━━━ Extrait ━━━
CA Paris, Pôle 5 ch. 4, 28 janvier 2015, n° 12-20501

PARIS

Arrêt

Infirmation

PARTIES

Demandeur :

Concession Automobile Roanne (SARL)

Défendeur :

Kia Motors France (SAS)

COMPOSITION DE LA JURIDICTION

Président :

Mme Cocchiello

Conseillers :

Mmes Luc, Nicoletis

Avocats :

Mes Couturier, Le Gaillard, Etevenard, Gaydt

TGI Paris, 5e ch., du 5 juill. 2012

5 juillet 2012

La SAS Kia Motors France est une filiale de la société de droit coréen Kia Motors Corporation qui fabrique et commercialise dans le monde des véhicules de tourisme sous la marque Kia.

La société Kia Motors France assure en France l'importation et la distribution exclusive des véhicules Kia, laquelle est notamment organisée autour d'un réseau de concessionnaires revendeurs répartis sur l'ensemble du territoire.

La SARL Concession Automobile Roanne-Car (Car) a pour activité la concession automobile de véhicules neufs, l'importation, l'exportation, l'acquisition, la vente de tous véhicules d'occasion, la location de véhicules, le financement et l'assurance de véhicules, la réparation et le commerce de pièces détachées.

Le 20 novembre 2006, la société Kia Motors France a adressé à la société Car une lettre d'intention afin que cette société représente la marque Kia sur le secteur Loire Nord.

Le 23 janvier 2007, la société Kia Motors France a adressé à la société Car une nouvelle lettre d'intention. La société Car a signé cette lettre d'intention le 1er février 2007.
━━━
**Consignes**
• A. Répondez aux questions suivantes à partir de l'extrait :
(i) Qui préside la juridiction ?
(ii) De quelle société Kia Motors France est-elle une filiale ?
(iii) À quelle date la société Car a-t-elle signé la nouvelle lettre d'intention ?
• B. Relevez tous les avocats nommés dans l'extrait.
━━━ Entrées fournies ━━━
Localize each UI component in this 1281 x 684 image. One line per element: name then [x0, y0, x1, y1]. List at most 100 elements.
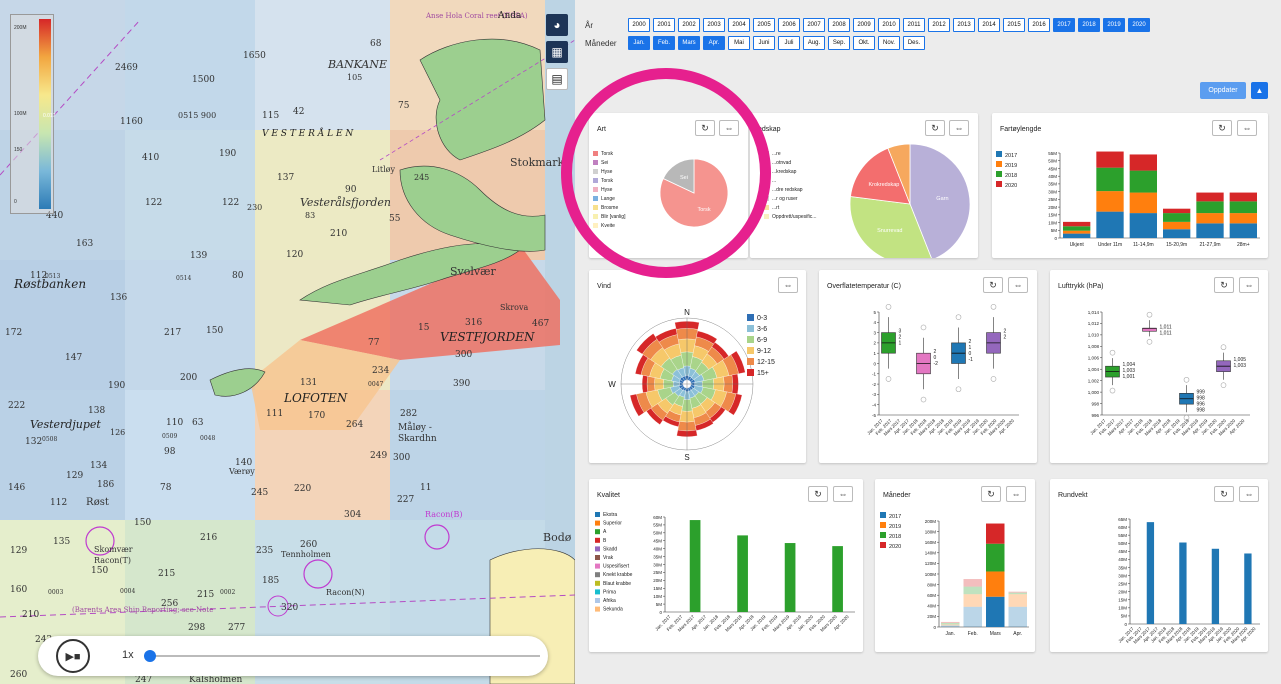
bar	[1211, 548, 1220, 624]
year-chip[interactable]: 2000	[628, 18, 650, 32]
refresh-icon[interactable]: ↻	[983, 277, 1003, 293]
expand-icon[interactable]: ⇔	[949, 120, 969, 136]
expand-icon[interactable]: ⇔	[778, 277, 798, 293]
legend-label: ...otnvad	[772, 160, 791, 166]
year-chip[interactable]: 2014	[978, 18, 1000, 32]
year-chip[interactable]: 2003	[703, 18, 725, 32]
legend-label: 3-6	[757, 326, 767, 333]
expand-icon[interactable]: ⇔	[1239, 277, 1259, 293]
expand-icon[interactable]: ⇔	[1006, 486, 1026, 502]
refresh-icon[interactable]: ↻	[1212, 120, 1232, 136]
card-title-kvalitet: Kvalitet	[597, 492, 620, 499]
outlier	[885, 376, 892, 382]
year-chip[interactable]: 2010	[878, 18, 900, 32]
year-chip[interactable]: 2007	[803, 18, 825, 32]
year-chip[interactable]: 2012	[928, 18, 950, 32]
year-chip[interactable]: 2008	[828, 18, 850, 32]
legend-label: 12-15	[757, 359, 775, 366]
collapse-up-button[interactable]: ▲	[1251, 82, 1268, 99]
month-chip[interactable]: Sep.	[828, 36, 850, 50]
speed-label[interactable]: 1x	[122, 649, 134, 661]
month-chip[interactable]: Des.	[903, 36, 925, 50]
map-label: 147	[65, 353, 82, 363]
time-slider-thumb[interactable]	[144, 650, 156, 662]
legend-mid: 100M	[14, 111, 27, 117]
map-label: LOFOTEN	[283, 391, 348, 405]
year-chip[interactable]: 2013	[953, 18, 975, 32]
month-chip[interactable]: Feb.	[653, 36, 675, 50]
legend-swatch	[764, 196, 769, 201]
map-label: Racon(N)	[326, 588, 365, 597]
month-chip[interactable]: Mars	[678, 36, 700, 50]
year-chip[interactable]: 2009	[853, 18, 875, 32]
expand-icon[interactable]: ⇔	[1008, 277, 1028, 293]
expand-icon[interactable]: ⇔	[1237, 120, 1257, 136]
month-chip[interactable]: Juni	[753, 36, 775, 50]
map-label: 150	[206, 326, 223, 336]
month-chip[interactable]: Nov.	[878, 36, 900, 50]
data-label: -1	[969, 357, 974, 363]
legend-swatch	[880, 532, 886, 538]
map-label: Skomvær	[94, 545, 133, 554]
map-label: 115	[262, 111, 279, 121]
map-label: 170	[308, 411, 325, 421]
outlier	[885, 304, 892, 310]
year-chip[interactable]: 2001	[653, 18, 675, 32]
year-chip[interactable]: 2005	[753, 18, 775, 32]
refresh-icon[interactable]: ↻	[1214, 486, 1234, 502]
year-chip[interactable]: 2018	[1078, 18, 1100, 32]
month-chip[interactable]: Jan.	[628, 36, 650, 50]
refresh-icon[interactable]: ↻	[808, 486, 828, 502]
y-tick-label: 998	[1091, 401, 1099, 406]
expand-icon[interactable]: ⇔	[1239, 486, 1259, 502]
expand-icon[interactable]: ⇔	[719, 120, 739, 136]
year-chip[interactable]: 2004	[728, 18, 750, 32]
nautical-chart[interactable]: Anse Hola Coral reef (ESSA)Anda246915001…	[0, 0, 575, 684]
month-chip[interactable]: Apr.	[703, 36, 725, 50]
legend-swatch	[595, 572, 600, 578]
month-chip[interactable]: Juli	[778, 36, 800, 50]
pie-label: Garn	[936, 196, 948, 202]
legend-label: ...kredskap	[772, 169, 797, 175]
map-icon[interactable]: ▦	[546, 41, 568, 63]
legend-swatch	[747, 325, 754, 332]
y-tick-label: 1,012	[1088, 321, 1100, 326]
year-chip[interactable]: 2006	[778, 18, 800, 32]
refresh-icon[interactable]: ↻	[925, 120, 945, 136]
month-chip[interactable]: Mai	[728, 36, 750, 50]
play-pause-button[interactable]: ▶■	[56, 639, 90, 673]
refresh-icon[interactable]: ↻	[695, 120, 715, 136]
year-chip[interactable]: 2011	[903, 18, 925, 32]
year-chip[interactable]: 2020	[1128, 18, 1150, 32]
month-chip[interactable]: Aug.	[803, 36, 825, 50]
map-label: 230	[247, 203, 262, 212]
legend-low: 150	[14, 147, 23, 153]
expand-icon[interactable]: ⇔	[833, 486, 853, 502]
map-view[interactable]: Anse Hola Coral reef (ESSA) Anda 2469 1500 1…	[0, 0, 575, 684]
y-tick-label: 120M	[925, 561, 937, 566]
year-chip[interactable]: 2019	[1103, 18, 1125, 32]
map-label: Anda	[497, 11, 522, 21]
pie-chart-icon[interactable]: ◕	[546, 14, 568, 36]
outlier	[990, 376, 997, 382]
refresh-icon[interactable]: ↻	[981, 486, 1001, 502]
legend-swatch	[595, 512, 600, 517]
legend-swatch	[764, 178, 769, 183]
legend-swatch	[593, 178, 598, 183]
refresh-icon[interactable]: ↻	[1214, 277, 1234, 293]
year-chip[interactable]: 2017	[1053, 18, 1075, 32]
y-tick-label: 10M	[1118, 606, 1127, 611]
document-icon[interactable]: ▤	[546, 68, 568, 90]
bar	[1229, 201, 1257, 214]
bar	[963, 606, 982, 627]
time-slider-track[interactable]	[150, 655, 540, 657]
year-chip[interactable]: 2016	[1028, 18, 1050, 32]
month-chip[interactable]: Okt.	[853, 36, 875, 50]
update-button[interactable]: Oppdater	[1200, 82, 1246, 99]
year-chip[interactable]: 2002	[678, 18, 700, 32]
map-label: 234	[372, 366, 389, 376]
map-label: 112	[50, 498, 67, 508]
x-tick-label: Ukjent	[1070, 242, 1085, 248]
map-label: 68	[370, 39, 382, 49]
year-chip[interactable]: 2015	[1003, 18, 1025, 32]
━━━
**Réponses attendues**
• A.
(i) Mme Cocchiello.
(ii) La société de droit coréen Kia Motors Corporation.
(iii) Le 1er février 2007.

• B.
Me Couturier
Me Le Gaillard
Me Etevenard
Me Gaydt